● **Source material**
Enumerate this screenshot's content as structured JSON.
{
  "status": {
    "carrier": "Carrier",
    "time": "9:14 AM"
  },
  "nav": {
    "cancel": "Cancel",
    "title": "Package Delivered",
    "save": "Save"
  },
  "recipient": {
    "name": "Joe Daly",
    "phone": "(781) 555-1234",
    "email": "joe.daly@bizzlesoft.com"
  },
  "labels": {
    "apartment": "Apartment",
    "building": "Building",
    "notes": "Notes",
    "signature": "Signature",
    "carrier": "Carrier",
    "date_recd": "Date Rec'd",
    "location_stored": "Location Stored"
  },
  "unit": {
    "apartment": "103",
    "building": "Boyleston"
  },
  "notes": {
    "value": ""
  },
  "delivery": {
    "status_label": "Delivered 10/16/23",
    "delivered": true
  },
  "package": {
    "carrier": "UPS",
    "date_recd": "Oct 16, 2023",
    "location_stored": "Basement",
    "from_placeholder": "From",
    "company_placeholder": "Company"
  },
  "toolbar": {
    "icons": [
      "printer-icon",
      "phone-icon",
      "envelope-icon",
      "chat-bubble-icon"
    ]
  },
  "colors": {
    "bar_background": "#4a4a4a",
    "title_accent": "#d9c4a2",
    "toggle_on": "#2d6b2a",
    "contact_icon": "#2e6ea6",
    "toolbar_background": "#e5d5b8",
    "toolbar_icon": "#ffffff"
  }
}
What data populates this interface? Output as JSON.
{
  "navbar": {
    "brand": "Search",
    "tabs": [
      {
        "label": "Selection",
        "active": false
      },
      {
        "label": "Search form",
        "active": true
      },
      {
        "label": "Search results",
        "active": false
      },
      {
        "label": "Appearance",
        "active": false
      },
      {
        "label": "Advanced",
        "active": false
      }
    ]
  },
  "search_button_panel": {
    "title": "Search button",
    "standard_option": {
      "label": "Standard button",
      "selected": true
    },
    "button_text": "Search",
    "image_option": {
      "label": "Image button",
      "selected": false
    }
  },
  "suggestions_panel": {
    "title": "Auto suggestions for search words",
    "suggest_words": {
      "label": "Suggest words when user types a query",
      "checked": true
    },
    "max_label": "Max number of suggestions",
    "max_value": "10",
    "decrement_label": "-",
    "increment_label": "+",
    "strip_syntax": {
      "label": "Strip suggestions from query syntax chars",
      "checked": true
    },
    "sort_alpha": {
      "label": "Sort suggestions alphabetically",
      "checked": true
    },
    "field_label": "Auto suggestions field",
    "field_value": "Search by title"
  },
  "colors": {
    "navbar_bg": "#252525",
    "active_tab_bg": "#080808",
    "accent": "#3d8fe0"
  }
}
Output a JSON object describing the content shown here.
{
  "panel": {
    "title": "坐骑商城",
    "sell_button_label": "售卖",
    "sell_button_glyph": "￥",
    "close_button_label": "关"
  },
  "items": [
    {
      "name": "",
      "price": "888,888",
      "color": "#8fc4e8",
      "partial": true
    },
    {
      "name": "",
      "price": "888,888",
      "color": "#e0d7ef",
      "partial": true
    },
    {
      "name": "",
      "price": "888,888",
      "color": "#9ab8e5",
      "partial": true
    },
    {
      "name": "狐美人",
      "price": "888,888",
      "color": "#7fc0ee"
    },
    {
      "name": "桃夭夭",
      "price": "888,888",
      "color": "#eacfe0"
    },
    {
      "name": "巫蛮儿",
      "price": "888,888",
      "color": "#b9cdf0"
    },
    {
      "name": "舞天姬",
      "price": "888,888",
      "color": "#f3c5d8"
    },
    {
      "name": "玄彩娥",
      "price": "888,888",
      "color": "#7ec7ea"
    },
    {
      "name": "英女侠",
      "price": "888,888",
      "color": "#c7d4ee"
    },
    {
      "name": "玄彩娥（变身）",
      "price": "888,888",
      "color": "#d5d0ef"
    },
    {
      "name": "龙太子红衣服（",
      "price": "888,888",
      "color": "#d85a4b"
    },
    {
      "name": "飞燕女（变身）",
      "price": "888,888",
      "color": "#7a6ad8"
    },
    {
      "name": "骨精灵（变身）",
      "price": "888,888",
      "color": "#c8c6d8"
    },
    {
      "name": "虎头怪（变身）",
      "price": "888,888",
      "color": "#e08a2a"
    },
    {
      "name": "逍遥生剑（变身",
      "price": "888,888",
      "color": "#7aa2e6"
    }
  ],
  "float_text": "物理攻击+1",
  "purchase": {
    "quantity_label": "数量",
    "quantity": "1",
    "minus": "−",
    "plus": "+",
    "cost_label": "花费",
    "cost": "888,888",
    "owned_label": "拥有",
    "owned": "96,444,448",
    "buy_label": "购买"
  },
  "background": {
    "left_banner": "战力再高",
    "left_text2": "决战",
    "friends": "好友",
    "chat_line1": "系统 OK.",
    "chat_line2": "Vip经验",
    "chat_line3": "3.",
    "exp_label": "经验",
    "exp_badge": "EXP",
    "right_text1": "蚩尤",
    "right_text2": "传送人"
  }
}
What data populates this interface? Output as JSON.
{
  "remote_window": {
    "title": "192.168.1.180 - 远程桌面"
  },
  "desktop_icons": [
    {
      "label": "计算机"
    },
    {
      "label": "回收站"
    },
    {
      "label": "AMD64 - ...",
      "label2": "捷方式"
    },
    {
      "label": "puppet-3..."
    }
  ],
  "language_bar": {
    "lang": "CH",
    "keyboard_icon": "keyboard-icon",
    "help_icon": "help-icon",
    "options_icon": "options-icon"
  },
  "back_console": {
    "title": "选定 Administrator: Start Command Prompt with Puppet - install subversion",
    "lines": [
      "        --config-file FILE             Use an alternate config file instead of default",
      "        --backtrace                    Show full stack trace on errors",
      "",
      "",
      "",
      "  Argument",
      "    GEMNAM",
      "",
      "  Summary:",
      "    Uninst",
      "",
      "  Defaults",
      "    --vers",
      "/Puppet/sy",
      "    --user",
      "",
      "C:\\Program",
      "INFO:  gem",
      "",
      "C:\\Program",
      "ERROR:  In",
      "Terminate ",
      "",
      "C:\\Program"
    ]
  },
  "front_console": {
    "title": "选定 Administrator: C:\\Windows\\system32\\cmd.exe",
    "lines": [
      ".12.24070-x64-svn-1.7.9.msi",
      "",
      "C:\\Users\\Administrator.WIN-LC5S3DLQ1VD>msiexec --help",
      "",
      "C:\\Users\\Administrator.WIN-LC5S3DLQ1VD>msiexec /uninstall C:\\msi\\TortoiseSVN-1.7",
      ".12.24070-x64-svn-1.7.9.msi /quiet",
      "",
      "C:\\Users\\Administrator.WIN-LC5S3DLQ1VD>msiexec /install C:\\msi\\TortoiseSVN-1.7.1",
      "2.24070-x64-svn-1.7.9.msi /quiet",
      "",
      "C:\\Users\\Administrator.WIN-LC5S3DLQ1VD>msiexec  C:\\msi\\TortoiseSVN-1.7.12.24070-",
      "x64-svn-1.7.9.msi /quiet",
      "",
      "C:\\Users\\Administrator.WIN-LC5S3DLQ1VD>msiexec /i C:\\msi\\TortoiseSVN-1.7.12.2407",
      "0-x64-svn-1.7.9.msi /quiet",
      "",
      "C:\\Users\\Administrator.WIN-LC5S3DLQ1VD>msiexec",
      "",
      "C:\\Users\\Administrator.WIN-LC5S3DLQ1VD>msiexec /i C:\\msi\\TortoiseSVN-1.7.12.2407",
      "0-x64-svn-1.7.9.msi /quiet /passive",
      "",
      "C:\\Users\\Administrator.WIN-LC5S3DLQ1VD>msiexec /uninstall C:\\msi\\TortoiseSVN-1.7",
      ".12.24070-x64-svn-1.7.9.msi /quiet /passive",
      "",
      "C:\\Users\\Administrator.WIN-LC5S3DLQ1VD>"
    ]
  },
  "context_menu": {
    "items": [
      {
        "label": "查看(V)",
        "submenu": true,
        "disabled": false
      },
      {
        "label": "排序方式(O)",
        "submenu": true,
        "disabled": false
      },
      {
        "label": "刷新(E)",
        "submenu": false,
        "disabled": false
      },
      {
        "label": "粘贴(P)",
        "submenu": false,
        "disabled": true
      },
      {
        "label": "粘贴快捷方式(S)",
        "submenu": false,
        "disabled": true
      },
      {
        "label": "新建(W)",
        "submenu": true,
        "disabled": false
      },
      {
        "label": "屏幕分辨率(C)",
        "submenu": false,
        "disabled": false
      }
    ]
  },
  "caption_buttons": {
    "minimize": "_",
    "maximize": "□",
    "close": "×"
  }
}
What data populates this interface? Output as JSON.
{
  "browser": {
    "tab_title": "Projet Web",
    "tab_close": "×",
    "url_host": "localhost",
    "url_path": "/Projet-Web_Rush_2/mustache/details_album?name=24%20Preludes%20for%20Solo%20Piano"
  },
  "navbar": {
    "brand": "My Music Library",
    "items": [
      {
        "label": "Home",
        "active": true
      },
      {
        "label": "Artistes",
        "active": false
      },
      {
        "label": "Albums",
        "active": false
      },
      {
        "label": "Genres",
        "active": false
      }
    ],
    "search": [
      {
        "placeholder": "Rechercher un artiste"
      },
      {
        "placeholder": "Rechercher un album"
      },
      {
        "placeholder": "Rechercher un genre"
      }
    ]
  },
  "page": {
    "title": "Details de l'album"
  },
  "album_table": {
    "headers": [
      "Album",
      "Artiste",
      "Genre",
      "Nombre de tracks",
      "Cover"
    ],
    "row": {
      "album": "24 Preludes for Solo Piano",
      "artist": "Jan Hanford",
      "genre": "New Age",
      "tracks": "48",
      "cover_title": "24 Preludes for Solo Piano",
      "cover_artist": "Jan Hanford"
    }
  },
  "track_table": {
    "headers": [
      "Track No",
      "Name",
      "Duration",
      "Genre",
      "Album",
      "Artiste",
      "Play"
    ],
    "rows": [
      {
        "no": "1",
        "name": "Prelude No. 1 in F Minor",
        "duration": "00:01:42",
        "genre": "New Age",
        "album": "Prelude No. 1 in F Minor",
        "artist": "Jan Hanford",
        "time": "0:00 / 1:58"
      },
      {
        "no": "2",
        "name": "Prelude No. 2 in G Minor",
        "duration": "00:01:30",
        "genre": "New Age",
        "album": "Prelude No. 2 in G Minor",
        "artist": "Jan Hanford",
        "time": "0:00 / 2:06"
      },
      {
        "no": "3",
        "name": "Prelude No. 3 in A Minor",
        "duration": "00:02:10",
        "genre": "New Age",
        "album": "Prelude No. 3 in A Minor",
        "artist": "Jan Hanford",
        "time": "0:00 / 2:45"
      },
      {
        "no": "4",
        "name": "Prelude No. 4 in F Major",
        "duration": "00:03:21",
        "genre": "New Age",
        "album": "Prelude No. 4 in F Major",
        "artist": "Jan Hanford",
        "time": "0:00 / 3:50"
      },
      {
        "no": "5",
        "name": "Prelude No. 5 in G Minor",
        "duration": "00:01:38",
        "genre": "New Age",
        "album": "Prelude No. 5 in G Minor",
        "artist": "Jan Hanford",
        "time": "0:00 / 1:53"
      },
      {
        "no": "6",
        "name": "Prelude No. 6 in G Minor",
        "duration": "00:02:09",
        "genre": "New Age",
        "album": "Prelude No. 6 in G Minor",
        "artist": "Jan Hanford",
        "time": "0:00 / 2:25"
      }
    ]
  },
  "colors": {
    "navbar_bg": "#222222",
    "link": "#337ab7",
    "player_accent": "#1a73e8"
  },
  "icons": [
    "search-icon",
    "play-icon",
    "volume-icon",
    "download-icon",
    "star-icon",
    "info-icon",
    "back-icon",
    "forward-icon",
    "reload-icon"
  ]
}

● **Aim of the task**
List the lines of the entries that include "Minor".

● **Response to this exercise**
        "name": "Prelude No. 1 in F Minor",
        "album": "Prelude No. 1 in F Minor",
        "name": "Prelude No. 2 in G Minor",
        "album": "Prelude No. 2 in G Minor",
        "name": "Prelude No. 3 in A Minor",
        "album": "Prelude No. 3 in A Minor",
        "name": "Prelude No. 5 in G Minor",
        "album": "Prelude No. 5 in G Minor",
        "name": "Prelude No. 6 in G Minor",
        "album": "Prelude No. 6 in G Minor",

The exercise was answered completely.